### Directive
Convert every entry below into a JSON list of strings, one string per line, with blank lines omitted. Leave the pictures out of the answer.

## BEGIN Data records

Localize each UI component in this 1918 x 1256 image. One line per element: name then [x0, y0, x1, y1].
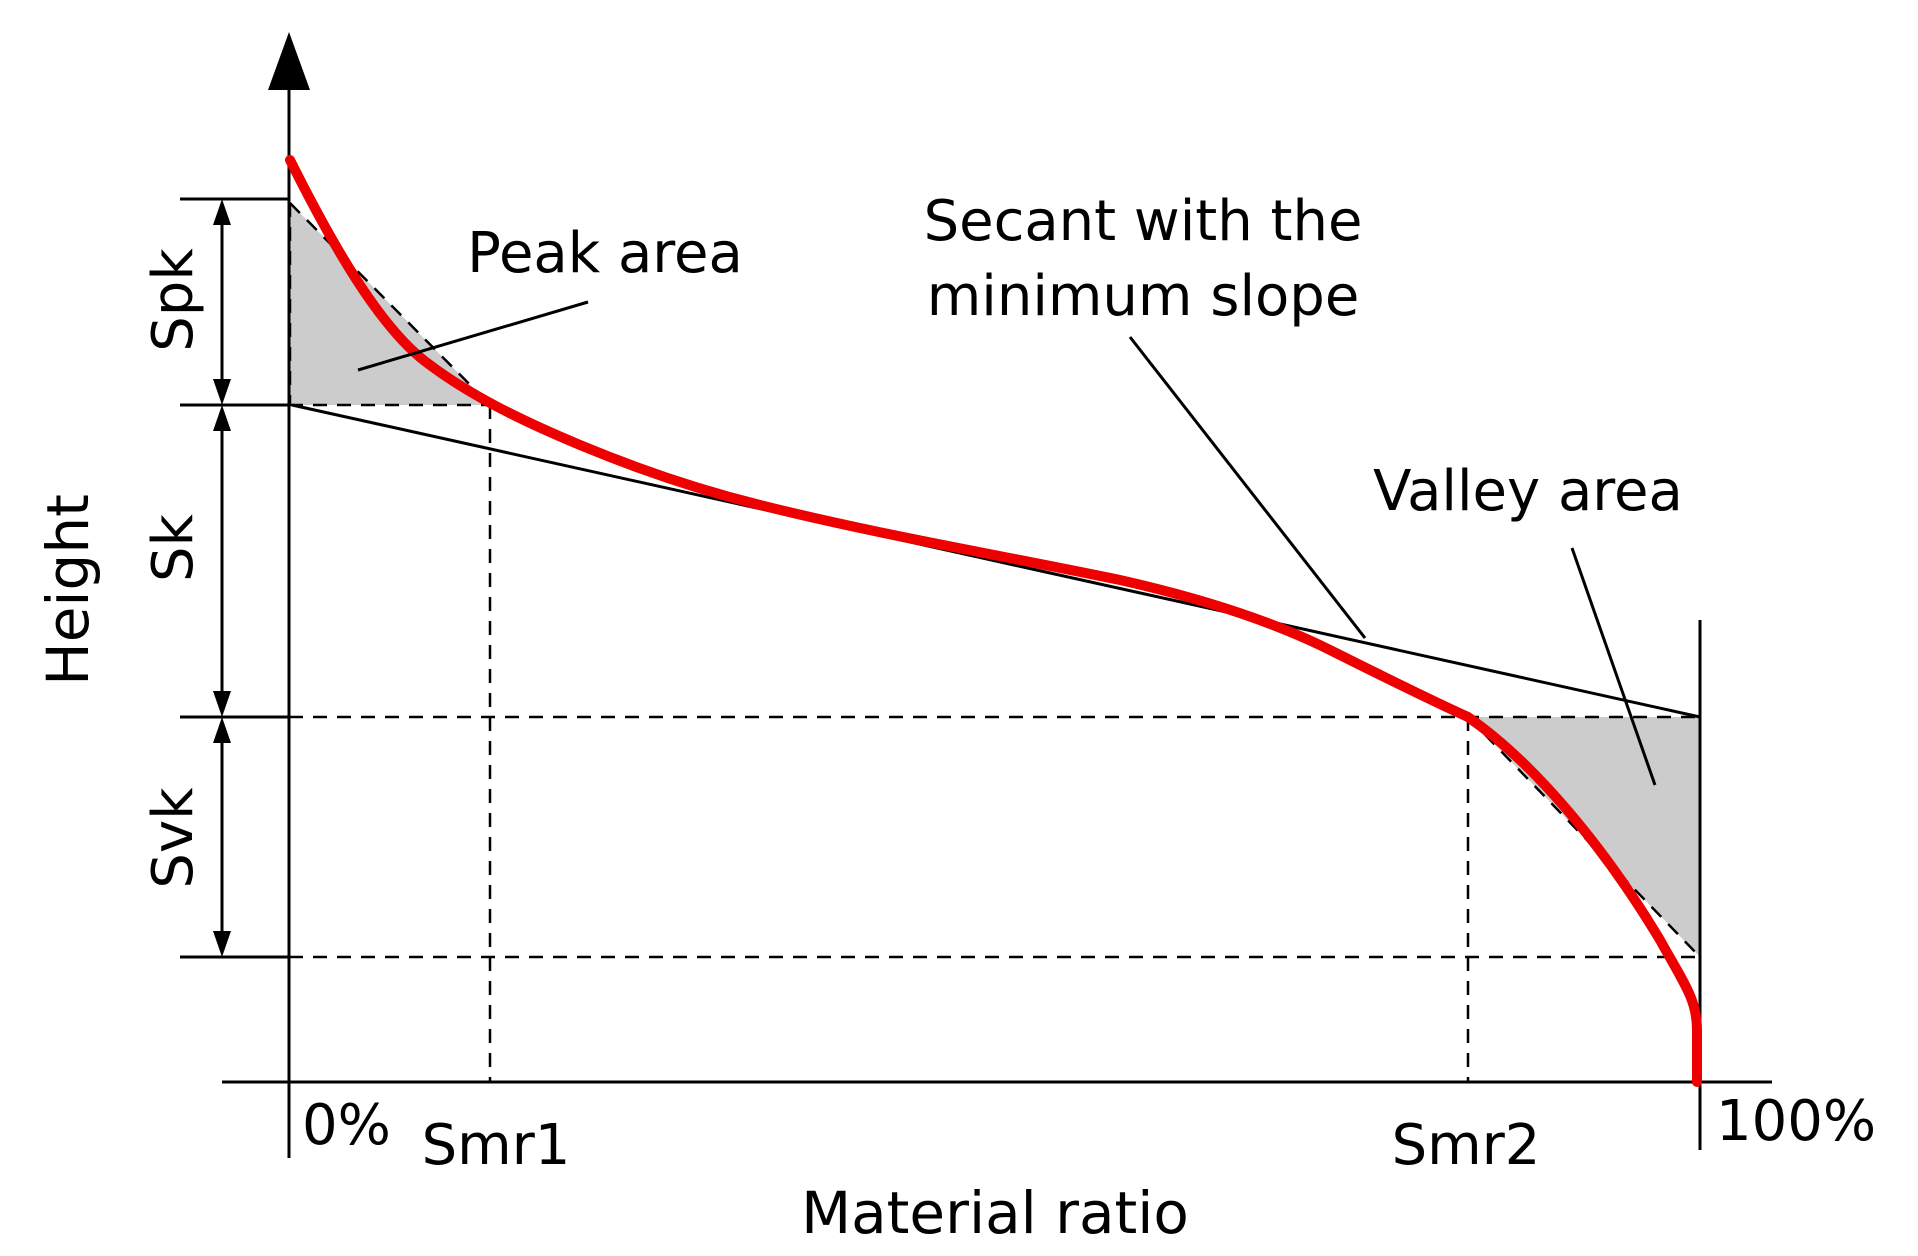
spk-double-arrow — [213, 199, 231, 405]
sk-label: Sk — [141, 513, 206, 582]
valley-area-label: Valley area — [1373, 459, 1683, 524]
peak-area-leader — [357, 300, 589, 372]
hundred-percent-label: 100% — [1716, 1089, 1876, 1154]
valley-triangle-hypotenuse — [1467, 716, 1701, 958]
smr2-label: Smr2 — [1392, 1113, 1541, 1178]
secant-leader — [1128, 336, 1367, 639]
peak-area-label: Peak area — [467, 221, 743, 286]
y-axis-label: Height — [34, 494, 102, 686]
secant-line — [291, 403, 1701, 719]
zero-percent-label: 0% — [302, 1093, 391, 1158]
svk-label: Svk — [141, 787, 206, 889]
sk-double-arrow — [213, 405, 231, 717]
x-axis-label: Material ratio — [801, 1179, 1189, 1247]
secant-label-line1: Secant with the — [924, 189, 1363, 254]
y-axis-arrowhead — [268, 32, 310, 90]
material-ratio-curve — [285, 155, 1702, 1087]
secant-label-line2: minimum slope — [927, 264, 1360, 329]
svk-double-arrow — [213, 717, 231, 957]
spk-label: Spk — [141, 248, 206, 352]
valley-area-leader — [1570, 547, 1657, 786]
smr1-label: Smr1 — [422, 1113, 571, 1178]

## END Data records

### Final result
[
  "Localize each UI component in this 1918 x 1256 image. One line per element: name then [x0, y0, x1, y1].",
  "spk-double-arrow — [213, 199, 231, 405]",
  "sk-label: Sk — [141, 513, 206, 582]",
  "valley-area-label: Valley area — [1373, 459, 1683, 524]",
  "peak-area-leader — [357, 300, 589, 372]",
  "hundred-percent-label: 100% — [1716, 1089, 1876, 1154]",
  "valley-triangle-hypotenuse — [1467, 716, 1701, 958]",
  "smr2-label: Smr2 — [1392, 1113, 1541, 1178]",
  "secant-leader — [1128, 336, 1367, 639]",
  "peak-area-label: Peak area — [467, 221, 743, 286]",
  "y-axis-label: Height — [34, 494, 102, 686]",
  "secant-line — [291, 403, 1701, 719]",
  "zero-percent-label: 0% — [302, 1093, 391, 1158]",
  "svk-label: Svk — [141, 787, 206, 889]",
  "sk-double-arrow — [213, 405, 231, 717]",
  "x-axis-label: Material ratio — [801, 1179, 1189, 1247]",
  "secant-label-line1: Secant with the — [924, 189, 1363, 254]",
  "y-axis-arrowhead — [268, 32, 310, 90]",
  "material-ratio-curve — [285, 155, 1702, 1087]",
  "secant-label-line2: minimum slope — [927, 264, 1360, 329]",
  "svk-double-arrow — [213, 717, 231, 957]",
  "spk-label: Spk — [141, 248, 206, 352]",
  "valley-area-leader — [1570, 547, 1657, 786]",
  "smr1-label: Smr1 — [422, 1113, 571, 1178]"
]